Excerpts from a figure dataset
◆ ◆ ◆ ◆ ◆

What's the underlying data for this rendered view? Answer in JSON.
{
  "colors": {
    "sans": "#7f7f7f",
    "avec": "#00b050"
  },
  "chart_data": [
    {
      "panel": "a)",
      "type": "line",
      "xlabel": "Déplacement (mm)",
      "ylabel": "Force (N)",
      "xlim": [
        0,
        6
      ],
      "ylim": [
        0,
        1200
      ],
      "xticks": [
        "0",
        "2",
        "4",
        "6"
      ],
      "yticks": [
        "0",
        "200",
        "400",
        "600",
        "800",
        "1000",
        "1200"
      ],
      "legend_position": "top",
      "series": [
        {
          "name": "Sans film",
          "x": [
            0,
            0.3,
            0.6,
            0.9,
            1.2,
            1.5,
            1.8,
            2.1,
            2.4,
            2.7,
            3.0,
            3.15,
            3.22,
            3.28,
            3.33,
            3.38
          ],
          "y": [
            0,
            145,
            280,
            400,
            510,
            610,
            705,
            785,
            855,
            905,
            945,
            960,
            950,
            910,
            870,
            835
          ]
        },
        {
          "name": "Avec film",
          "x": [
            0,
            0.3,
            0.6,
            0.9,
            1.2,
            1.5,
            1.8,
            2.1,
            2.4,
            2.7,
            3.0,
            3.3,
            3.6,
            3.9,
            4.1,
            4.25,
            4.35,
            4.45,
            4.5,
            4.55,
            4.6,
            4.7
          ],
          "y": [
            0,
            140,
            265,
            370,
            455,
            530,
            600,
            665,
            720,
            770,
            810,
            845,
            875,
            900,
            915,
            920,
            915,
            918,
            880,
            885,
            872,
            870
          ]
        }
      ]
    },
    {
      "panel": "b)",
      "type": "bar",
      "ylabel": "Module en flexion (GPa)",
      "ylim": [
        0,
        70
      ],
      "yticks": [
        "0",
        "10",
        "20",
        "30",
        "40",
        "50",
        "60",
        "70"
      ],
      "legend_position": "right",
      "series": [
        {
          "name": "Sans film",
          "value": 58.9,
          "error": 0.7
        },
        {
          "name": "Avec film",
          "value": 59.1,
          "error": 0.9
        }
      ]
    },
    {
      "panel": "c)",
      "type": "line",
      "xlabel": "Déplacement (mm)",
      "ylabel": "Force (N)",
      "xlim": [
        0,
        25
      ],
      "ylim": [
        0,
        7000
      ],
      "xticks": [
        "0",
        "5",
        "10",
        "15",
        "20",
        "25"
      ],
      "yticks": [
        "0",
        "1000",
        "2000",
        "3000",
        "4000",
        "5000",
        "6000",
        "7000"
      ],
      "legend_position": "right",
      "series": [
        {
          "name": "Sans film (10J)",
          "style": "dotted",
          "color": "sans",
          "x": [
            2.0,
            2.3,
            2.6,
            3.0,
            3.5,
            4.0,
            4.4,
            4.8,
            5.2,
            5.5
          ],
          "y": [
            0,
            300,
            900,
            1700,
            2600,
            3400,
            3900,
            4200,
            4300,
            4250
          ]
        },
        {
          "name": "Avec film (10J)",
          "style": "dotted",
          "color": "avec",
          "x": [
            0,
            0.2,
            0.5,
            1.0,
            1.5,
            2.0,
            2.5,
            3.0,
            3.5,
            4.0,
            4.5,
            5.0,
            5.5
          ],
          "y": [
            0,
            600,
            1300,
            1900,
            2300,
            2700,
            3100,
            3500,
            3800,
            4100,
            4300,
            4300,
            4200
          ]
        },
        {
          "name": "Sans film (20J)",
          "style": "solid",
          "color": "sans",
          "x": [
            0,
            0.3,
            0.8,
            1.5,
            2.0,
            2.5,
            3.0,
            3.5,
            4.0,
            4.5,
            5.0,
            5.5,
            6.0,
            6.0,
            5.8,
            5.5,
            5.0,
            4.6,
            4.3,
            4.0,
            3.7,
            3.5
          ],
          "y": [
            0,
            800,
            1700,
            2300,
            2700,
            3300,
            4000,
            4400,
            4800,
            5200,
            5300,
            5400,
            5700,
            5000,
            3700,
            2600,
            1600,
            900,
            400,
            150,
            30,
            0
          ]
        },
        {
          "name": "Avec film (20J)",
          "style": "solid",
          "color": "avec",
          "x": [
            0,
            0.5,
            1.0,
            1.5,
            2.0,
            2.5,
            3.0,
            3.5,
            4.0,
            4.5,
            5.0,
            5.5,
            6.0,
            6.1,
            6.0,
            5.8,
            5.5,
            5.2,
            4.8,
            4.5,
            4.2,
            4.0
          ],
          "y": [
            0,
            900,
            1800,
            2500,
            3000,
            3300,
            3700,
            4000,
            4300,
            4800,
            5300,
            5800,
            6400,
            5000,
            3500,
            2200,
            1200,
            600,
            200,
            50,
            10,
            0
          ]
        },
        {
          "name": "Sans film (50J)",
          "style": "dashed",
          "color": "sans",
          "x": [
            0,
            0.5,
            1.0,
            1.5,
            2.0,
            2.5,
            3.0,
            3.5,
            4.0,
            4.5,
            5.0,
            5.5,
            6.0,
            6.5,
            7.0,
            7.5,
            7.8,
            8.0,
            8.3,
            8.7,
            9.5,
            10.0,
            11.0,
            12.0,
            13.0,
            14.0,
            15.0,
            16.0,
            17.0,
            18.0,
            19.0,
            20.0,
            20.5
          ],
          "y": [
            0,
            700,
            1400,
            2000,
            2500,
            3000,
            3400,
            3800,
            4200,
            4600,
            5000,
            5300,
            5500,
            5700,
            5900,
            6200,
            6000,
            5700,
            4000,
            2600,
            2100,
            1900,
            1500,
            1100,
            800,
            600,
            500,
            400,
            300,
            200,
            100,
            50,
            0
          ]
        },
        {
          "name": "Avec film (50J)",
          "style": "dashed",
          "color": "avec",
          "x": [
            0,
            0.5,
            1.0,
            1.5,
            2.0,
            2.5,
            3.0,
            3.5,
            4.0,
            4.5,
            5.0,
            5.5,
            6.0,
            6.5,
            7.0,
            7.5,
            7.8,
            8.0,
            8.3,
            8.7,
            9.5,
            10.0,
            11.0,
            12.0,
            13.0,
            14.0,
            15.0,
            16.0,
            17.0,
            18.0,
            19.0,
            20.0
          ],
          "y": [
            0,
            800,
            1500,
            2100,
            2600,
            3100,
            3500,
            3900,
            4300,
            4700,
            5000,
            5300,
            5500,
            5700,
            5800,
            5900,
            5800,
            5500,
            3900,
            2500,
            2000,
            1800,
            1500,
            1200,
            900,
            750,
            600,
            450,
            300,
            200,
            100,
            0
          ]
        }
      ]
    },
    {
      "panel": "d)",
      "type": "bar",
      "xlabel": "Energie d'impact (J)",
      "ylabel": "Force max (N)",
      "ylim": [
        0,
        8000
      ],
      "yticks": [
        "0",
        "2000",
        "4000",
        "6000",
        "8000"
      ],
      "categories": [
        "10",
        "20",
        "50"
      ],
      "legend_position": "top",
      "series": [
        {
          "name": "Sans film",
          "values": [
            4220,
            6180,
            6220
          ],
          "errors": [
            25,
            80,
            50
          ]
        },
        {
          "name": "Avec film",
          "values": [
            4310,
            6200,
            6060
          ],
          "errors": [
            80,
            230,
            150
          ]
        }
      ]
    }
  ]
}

◆ ◆ ◆ ◆ ◆

## Problem details:
Each entry is to be returned in full, character for character.

## Written solution:
What's the underlying data for this rendered view? Answer in JSON.
{
  "colors": {
    "sans": "#7f7f7f",
    "avec": "#00b050"
  },
  "chart_data": [
    {
      "panel": "a)",
      "type": "line",
      "xlabel": "Déplacement (mm)",
      "ylabel": "Force (N)",
      "xlim": [
        0,
        6
      ],
      "ylim": [
        0,
        1200
      ],
      "xticks": [
        "0",
        "2",
        "4",
        "6"
      ],
      "yticks": [
        "0",
        "200",
        "400",
        "600",
        "800",
        "1000",
        "1200"
      ],
      "legend_position": "top",
      "series": [
        {
          "name": "Sans film",
          "x": [
            0,
            0.3,
            0.6,
            0.9,
            1.2,
            1.5,
            1.8,
            2.1,
            2.4,
            2.7,
            3.0,
            3.15,
            3.22,
            3.28,
            3.33,
            3.38
          ],
          "y": [
            0,
            145,
            280,
            400,
            510,
            610,
            705,
            785,
            855,
            905,
            945,
            960,
            950,
            910,
            870,
            835
          ]
        },
        {
          "name": "Avec film",
          "x": [
            0,
            0.3,
            0.6,
            0.9,
            1.2,
            1.5,
            1.8,
            2.1,
            2.4,
            2.7,
            3.0,
            3.3,
            3.6,
            3.9,
            4.1,
            4.25,
            4.35,
            4.45,
            4.5,
            4.55,
            4.6,
            4.7
          ],
          "y": [
            0,
            140,
            265,
            370,
            455,
            530,
            600,
            665,
            720,
            770,
            810,
            845,
            875,
            900,
            915,
            920,
            915,
            918,
            880,
            885,
            872,
            870
          ]
        }
      ]
    },
    {
      "panel": "b)",
      "type": "bar",
      "ylabel": "Module en flexion (GPa)",
      "ylim": [
        0,
        70
      ],
      "yticks": [
        "0",
        "10",
        "20",
        "30",
        "40",
        "50",
        "60",
        "70"
      ],
      "legend_position": "right",
      "series": [
        {
          "name": "Sans film",
          "value": 58.9,
          "error": 0.7
        },
        {
          "name": "Avec film",
          "value": 59.1,
          "error": 0.9
        }
      ]
    },
    {
      "panel": "c)",
      "type": "line",
      "xlabel": "Déplacement (mm)",
      "ylabel": "Force (N)",
      "xlim": [
        0,
        25
      ],
      "ylim": [
        0,
        7000
      ],
      "xticks": [
        "0",
        "5",
        "10",
        "15",
        "20",
        "25"
      ],
      "yticks": [
        "0",
        "1000",
        "2000",
        "3000",
        "4000",
        "5000",
        "6000",
        "7000"
      ],
      "legend_position": "right",
      "series": [
        {
          "name": "Sans film (10J)",
          "style": "dotted",
          "color": "sans",
          "x": [
            2.0,
            2.3,
            2.6,
            3.0,
            3.5,
            4.0,
            4.4,
            4.8,
            5.2,
            5.5
          ],
          "y": [
            0,
            300,
            900,
            1700,
            2600,
            3400,
            3900,
            4200,
            4300,
            4250
          ]
        },
        {
          "name": "Avec film (10J)",
          "style": "dotted",
          "color": "avec",
          "x": [
            0,
            0.2,
            0.5,
            1.0,
            1.5,
            2.0,
            2.5,
            3.0,
            3.5,
            4.0,
            4.5,
            5.0,
            5.5
          ],
          "y": [
            0,
            600,
            1300,
            1900,
            2300,
            2700,
            3100,
            3500,
            3800,
            4100,
            4300,
            4300,
            4200
          ]
        },
        {
          "name": "Sans film (20J)",
          "style": "solid",
          "color": "sans",
          "x": [
            0,
            0.3,
            0.8,
            1.5,
            2.0,
            2.5,
            3.0,
            3.5,
            4.0,
            4.5,
            5.0,
            5.5,
            6.0,
            6.0,
            5.8,
            5.5,
            5.0,
            4.6,
            4.3,
            4.0,
            3.7,
            3.5
          ],
          "y": [
            0,
            800,
            1700,
            2300,
            2700,
            3300,
            4000,
            4400,
            4800,
            5200,
            5300,
            5400,
            5700,
            5000,
            3700,
            2600,
            1600,
            900,
            400,
            150,
            30,
            0
          ]
        },
        {
          "name": "Avec film (20J)",
          "style": "solid",
          "color": "avec",
          "x": [
            0,
            0.5,
            1.0,
            1.5,
            2.0,
            2.5,
            3.0,
            3.5,
            4.0,
            4.5,
            5.0,
            5.5,
            6.0,
            6.1,
            6.0,
            5.8,
            5.5,
            5.2,
            4.8,
            4.5,
            4.2,
            4.0
          ],
          "y": [
            0,
            900,
            1800,
            2500,
            3000,
            3300,
            3700,
            4000,
            4300,
            4800,
            5300,
            5800,
            6400,
            5000,
            3500,
            2200,
            1200,
            600,
            200,
            50,
            10,
            0
          ]
        },
        {
          "name": "Sans film (50J)",
          "style": "dashed",
          "color": "sans",
          "x": [
            0,
            0.5,
            1.0,
            1.5,
            2.0,
            2.5,
            3.0,
            3.5,
            4.0,
            4.5,
            5.0,
            5.5,
            6.0,
            6.5,
            7.0,
            7.5,
            7.8,
            8.0,
            8.3,
            8.7,
            9.5,
            10.0,
            11.0,
            12.0,
            13.0,
            14.0,
            15.0,
            16.0,
            17.0,
            18.0,
            19.0,
            20.0,
            20.5
          ],
          "y": [
            0,
            700,
            1400,
            2000,
            2500,
            3000,
            3400,
            3800,
            4200,
            4600,
            5000,
            5300,
            5500,
            5700,
            5900,
            6200,
            6000,
            5700,
            4000,
            2600,
            2100,
            1900,
            1500,
            1100,
            800,
            600,
            500,
            400,
            300,
            200,
            100,
            50,
            0
          ]
        },
        {
          "name": "Avec film (50J)",
          "style": "dashed",
          "color": "avec",
          "x": [
            0,
            0.5,
            1.0,
            1.5,
            2.0,
            2.5,
            3.0,
            3.5,
            4.0,
            4.5,
            5.0,
            5.5,
            6.0,
            6.5,
            7.0,
            7.5,
            7.8,
            8.0,
            8.3,
            8.7,
            9.5,
            10.0,
            11.0,
            12.0,
            13.0,
            14.0,
            15.0,
            16.0,
            17.0,
            18.0,
            19.0,
            20.0
          ],
          "y": [
            0,
            800,
            1500,
            2100,
            2600,
            3100,
            3500,
            3900,
            4300,
            4700,
            5000,
            5300,
            5500,
            5700,
            5800,
            5900,
            5800,
            5500,
            3900,
            2500,
            2000,
            1800,
            1500,
            1200,
            900,
            750,
            600,
            450,
            300,
            200,
            100,
            0
          ]
        }
      ]
    },
    {
      "panel": "d)",
      "type": "bar",
      "xlabel": "Energie d'impact (J)",
      "ylabel": "Force max (N)",
      "ylim": [
        0,
        8000
      ],
      "yticks": [
        "0",
        "2000",
        "4000",
        "6000",
        "8000"
      ],
      "categories": [
        "10",
        "20",
        "50"
      ],
      "legend_position": "top",
      "series": [
        {
          "name": "Sans film",
          "values": [
            4220,
            6180,
            6220
          ],
          "errors": [
            25,
            80,
            50
          ]
        },
        {
          "name": "Avec film",
          "values": [
            4310,
            6200,
            6060
          ],
          "errors": [
            80,
            230,
            150
          ]
        }
      ]
    }
  ]
}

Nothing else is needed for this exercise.